> _Data shown_

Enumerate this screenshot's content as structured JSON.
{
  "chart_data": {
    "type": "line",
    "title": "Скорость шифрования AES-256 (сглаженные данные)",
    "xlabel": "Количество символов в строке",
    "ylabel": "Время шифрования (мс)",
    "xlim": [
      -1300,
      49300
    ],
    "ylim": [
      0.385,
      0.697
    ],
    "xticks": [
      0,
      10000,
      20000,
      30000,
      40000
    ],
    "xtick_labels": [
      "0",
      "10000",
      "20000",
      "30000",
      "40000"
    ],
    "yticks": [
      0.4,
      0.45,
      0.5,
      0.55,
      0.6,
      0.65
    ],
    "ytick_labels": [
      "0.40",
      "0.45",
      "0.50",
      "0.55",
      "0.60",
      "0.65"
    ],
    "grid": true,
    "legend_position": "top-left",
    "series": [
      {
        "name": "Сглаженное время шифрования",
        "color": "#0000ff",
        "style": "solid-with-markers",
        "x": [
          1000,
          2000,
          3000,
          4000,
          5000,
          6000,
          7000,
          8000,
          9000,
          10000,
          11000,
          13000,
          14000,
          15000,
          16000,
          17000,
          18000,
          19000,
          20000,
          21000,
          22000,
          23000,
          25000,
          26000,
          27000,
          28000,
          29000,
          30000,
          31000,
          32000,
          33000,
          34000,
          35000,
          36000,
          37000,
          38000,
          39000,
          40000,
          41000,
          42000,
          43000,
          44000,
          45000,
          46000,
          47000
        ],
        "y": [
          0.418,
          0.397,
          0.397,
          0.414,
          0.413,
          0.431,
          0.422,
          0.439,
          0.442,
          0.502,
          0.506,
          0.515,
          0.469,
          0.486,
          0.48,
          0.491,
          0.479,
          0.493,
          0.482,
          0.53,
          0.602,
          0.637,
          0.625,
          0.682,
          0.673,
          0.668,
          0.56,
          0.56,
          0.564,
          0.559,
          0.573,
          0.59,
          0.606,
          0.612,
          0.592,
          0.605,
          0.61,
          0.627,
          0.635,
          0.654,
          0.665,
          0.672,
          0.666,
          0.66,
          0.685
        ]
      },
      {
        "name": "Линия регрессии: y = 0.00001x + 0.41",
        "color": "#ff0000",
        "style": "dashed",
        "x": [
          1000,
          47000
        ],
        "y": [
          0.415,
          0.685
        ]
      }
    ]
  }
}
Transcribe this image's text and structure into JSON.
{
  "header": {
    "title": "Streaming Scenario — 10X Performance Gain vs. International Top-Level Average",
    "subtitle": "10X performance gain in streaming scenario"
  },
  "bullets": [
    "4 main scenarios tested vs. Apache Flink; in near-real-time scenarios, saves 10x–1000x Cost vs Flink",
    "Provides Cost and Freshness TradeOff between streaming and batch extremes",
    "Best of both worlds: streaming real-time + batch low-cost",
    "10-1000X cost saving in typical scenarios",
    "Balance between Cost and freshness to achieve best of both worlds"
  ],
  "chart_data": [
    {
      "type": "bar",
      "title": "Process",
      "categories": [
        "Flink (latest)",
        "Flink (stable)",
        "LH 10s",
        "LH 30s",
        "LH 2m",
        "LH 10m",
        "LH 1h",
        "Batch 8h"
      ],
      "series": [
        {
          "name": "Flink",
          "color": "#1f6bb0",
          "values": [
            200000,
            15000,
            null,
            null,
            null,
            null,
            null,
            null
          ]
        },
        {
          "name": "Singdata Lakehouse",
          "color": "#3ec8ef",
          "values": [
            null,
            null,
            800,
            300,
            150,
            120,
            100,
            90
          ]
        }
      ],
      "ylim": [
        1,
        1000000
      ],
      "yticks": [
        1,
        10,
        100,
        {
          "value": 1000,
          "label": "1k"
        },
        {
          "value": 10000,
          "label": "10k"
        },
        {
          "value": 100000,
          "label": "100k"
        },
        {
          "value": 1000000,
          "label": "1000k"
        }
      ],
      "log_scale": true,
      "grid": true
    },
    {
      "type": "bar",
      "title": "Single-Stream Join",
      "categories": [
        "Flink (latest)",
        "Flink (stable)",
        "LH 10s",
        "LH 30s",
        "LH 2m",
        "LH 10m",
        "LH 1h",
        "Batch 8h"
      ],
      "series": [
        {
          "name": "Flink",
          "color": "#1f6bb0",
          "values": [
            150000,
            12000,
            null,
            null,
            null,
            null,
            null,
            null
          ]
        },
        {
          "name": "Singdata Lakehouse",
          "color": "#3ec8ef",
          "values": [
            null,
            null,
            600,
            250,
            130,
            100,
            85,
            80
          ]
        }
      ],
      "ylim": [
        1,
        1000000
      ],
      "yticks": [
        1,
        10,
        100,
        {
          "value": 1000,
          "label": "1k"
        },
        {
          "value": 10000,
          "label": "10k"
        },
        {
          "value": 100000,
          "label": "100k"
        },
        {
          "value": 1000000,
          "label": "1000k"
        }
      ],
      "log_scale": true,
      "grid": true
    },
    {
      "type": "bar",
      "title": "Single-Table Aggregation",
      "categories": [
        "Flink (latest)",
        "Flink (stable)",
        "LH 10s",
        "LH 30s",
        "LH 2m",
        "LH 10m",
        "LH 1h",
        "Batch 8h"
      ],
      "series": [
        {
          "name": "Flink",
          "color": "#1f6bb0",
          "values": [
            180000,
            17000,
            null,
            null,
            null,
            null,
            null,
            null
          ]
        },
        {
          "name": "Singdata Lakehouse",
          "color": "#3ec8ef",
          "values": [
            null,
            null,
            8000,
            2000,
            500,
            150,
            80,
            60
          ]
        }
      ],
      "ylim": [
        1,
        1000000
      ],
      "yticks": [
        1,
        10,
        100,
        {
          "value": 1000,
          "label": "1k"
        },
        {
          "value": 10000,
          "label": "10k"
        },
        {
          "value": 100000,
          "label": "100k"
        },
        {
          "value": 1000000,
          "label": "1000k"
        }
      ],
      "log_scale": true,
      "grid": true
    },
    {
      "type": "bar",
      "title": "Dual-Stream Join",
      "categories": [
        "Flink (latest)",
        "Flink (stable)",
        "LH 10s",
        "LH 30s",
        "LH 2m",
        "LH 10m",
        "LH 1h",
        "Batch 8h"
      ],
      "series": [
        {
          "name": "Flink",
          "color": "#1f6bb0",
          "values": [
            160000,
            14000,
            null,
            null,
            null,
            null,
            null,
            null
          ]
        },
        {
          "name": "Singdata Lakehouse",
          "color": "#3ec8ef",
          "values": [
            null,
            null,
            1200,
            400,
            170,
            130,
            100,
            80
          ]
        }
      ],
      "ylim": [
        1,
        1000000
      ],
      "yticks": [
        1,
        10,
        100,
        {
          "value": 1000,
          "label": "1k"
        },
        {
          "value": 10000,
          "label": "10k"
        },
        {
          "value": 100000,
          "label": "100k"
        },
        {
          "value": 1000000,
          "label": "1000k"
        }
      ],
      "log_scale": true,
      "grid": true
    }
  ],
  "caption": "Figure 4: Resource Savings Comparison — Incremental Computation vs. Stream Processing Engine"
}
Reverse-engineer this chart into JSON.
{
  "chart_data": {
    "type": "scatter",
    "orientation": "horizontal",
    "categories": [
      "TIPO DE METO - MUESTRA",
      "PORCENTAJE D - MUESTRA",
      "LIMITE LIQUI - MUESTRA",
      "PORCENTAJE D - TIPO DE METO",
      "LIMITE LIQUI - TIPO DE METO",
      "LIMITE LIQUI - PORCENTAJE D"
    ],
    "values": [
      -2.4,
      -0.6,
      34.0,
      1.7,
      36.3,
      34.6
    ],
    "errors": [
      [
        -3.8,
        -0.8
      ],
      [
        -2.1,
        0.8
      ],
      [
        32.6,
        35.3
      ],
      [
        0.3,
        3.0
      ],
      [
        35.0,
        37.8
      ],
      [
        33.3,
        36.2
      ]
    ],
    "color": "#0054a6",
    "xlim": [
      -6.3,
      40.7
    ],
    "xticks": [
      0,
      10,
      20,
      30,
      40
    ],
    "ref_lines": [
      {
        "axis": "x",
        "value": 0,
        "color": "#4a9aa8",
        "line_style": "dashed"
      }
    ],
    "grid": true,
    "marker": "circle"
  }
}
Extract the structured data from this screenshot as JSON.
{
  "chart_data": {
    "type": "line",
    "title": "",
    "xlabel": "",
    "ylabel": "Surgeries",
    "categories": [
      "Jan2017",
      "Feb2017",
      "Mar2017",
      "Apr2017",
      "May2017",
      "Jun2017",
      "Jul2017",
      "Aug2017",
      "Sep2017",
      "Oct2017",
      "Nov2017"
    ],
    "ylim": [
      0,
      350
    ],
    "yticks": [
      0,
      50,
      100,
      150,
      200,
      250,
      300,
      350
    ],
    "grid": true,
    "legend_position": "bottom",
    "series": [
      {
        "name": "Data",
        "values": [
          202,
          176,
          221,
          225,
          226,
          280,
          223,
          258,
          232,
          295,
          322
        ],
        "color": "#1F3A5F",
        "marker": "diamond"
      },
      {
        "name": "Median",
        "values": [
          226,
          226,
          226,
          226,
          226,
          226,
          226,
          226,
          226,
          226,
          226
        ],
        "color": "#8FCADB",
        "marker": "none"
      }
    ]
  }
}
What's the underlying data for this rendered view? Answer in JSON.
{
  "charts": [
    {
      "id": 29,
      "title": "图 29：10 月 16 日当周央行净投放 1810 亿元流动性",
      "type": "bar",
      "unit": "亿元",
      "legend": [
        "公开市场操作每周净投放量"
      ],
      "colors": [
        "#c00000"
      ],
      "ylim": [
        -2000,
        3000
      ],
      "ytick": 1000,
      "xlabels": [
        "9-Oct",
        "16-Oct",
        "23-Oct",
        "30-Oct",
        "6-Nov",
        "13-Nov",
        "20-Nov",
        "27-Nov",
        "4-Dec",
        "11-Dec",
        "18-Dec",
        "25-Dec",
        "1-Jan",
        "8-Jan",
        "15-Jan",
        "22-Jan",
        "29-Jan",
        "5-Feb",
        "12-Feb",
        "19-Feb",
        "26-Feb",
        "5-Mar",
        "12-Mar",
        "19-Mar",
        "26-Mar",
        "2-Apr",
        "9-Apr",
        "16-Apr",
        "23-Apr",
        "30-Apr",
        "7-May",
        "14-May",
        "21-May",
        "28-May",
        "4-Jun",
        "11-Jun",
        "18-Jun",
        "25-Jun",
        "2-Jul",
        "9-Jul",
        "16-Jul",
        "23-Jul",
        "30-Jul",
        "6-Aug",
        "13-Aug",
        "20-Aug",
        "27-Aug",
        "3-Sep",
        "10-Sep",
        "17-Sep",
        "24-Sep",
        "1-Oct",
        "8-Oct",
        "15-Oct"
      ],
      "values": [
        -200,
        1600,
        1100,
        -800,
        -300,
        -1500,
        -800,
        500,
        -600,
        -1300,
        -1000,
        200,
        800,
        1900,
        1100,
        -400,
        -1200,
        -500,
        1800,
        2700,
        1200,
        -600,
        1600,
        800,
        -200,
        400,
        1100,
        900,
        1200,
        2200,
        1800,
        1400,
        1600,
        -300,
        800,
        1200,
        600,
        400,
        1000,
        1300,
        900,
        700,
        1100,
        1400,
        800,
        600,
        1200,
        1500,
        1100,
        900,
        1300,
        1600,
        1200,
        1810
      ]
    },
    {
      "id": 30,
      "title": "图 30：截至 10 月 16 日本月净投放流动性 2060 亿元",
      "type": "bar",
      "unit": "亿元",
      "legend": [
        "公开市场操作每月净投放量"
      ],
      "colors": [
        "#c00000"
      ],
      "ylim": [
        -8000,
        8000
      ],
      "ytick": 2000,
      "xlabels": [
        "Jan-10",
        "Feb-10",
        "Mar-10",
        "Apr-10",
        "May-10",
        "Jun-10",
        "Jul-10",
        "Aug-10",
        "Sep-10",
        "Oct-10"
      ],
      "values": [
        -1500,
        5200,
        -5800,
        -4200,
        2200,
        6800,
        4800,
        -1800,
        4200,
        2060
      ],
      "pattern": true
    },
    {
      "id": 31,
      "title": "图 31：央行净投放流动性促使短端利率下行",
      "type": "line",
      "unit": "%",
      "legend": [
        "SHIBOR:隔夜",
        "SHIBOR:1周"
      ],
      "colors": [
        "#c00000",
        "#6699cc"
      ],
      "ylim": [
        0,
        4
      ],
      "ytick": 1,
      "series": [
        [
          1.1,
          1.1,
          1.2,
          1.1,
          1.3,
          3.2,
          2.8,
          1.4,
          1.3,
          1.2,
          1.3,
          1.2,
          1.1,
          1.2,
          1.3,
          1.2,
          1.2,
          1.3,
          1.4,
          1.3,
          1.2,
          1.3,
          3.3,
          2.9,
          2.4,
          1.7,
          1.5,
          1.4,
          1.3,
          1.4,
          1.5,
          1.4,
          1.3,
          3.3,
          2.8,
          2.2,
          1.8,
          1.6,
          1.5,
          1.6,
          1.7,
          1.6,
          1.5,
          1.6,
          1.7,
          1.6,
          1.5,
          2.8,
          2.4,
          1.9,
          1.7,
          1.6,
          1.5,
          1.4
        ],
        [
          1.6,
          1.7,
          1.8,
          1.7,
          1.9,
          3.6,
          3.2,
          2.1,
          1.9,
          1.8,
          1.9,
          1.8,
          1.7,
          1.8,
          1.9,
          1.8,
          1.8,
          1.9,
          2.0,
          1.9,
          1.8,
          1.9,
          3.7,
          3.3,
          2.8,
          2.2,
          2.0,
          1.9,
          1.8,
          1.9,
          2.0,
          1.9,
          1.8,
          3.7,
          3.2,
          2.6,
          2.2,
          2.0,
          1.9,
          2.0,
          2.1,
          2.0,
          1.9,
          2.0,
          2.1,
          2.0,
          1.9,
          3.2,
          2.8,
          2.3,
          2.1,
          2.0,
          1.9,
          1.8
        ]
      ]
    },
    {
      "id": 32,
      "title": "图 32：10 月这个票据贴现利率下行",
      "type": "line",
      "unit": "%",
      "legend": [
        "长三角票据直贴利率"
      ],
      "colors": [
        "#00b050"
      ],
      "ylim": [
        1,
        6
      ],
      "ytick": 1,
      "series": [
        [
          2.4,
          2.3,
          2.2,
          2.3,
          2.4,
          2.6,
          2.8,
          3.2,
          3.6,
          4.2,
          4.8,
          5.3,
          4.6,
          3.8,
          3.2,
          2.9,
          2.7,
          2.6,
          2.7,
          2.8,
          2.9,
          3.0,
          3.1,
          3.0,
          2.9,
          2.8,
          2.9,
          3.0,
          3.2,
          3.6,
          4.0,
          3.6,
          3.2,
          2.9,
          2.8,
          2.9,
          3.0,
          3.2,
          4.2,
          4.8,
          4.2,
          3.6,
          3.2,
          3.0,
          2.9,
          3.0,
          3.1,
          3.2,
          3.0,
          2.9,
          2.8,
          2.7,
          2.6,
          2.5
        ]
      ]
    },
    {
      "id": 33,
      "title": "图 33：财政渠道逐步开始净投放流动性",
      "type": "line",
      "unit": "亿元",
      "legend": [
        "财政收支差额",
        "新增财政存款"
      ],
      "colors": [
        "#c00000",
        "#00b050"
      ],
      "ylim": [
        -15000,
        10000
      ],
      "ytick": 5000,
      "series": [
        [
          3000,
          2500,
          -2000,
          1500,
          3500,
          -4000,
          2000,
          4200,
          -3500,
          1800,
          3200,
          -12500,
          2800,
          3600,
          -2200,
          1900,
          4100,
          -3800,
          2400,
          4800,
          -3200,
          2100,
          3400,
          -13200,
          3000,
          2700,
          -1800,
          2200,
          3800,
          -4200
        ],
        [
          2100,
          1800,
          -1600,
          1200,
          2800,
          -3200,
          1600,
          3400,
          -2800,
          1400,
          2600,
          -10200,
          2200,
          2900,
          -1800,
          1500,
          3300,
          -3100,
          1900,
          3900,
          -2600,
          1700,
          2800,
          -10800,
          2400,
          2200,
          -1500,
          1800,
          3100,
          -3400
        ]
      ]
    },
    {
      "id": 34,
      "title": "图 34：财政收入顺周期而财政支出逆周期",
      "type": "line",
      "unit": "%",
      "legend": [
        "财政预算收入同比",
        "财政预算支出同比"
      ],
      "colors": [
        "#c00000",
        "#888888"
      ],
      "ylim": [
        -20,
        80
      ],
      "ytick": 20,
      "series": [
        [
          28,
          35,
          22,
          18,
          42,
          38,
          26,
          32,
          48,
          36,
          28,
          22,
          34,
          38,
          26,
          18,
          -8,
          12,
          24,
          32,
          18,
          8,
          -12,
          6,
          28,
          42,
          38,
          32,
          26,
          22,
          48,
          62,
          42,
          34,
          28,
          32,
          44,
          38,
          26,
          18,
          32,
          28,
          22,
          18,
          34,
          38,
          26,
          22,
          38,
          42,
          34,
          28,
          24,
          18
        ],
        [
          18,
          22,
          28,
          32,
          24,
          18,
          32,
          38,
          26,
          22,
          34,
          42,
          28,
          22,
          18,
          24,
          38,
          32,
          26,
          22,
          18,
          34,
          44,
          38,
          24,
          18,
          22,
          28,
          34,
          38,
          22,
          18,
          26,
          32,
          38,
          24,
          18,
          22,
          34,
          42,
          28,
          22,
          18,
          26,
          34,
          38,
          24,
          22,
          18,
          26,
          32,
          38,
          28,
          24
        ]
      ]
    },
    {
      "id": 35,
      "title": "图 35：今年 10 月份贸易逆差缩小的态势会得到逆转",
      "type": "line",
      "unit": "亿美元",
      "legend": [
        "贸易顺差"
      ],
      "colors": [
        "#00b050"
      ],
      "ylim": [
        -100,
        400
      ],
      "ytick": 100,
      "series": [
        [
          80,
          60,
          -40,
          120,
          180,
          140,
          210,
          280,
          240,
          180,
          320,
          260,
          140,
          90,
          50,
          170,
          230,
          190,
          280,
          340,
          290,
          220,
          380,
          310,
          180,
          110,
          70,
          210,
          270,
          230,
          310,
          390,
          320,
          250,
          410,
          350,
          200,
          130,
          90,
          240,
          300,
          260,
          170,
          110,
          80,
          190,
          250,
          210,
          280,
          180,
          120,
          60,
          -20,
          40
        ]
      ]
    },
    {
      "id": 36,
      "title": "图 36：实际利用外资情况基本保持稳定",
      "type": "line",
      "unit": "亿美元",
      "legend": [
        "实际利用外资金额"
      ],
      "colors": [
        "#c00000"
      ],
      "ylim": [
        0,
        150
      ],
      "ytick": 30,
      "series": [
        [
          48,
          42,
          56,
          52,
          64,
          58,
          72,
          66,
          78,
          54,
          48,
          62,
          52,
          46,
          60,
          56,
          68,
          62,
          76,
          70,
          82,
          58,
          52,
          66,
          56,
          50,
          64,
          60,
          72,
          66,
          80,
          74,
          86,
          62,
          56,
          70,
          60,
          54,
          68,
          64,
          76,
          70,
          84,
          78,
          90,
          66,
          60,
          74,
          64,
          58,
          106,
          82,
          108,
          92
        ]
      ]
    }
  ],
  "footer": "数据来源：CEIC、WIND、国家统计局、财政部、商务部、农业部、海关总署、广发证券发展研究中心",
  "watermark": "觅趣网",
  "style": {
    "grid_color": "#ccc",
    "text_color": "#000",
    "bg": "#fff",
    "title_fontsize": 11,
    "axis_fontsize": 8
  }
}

> _Prompt_
Filter the records down to the lines that contain the string "scenarios", and copy those lines.

> _Output for this task_
    "4 main scenarios tested vs. Apache Flink; in near-real-time scenarios, saves 10x–1000x Cost vs Flink",
    "10-1000X cost saving in typical scenarios",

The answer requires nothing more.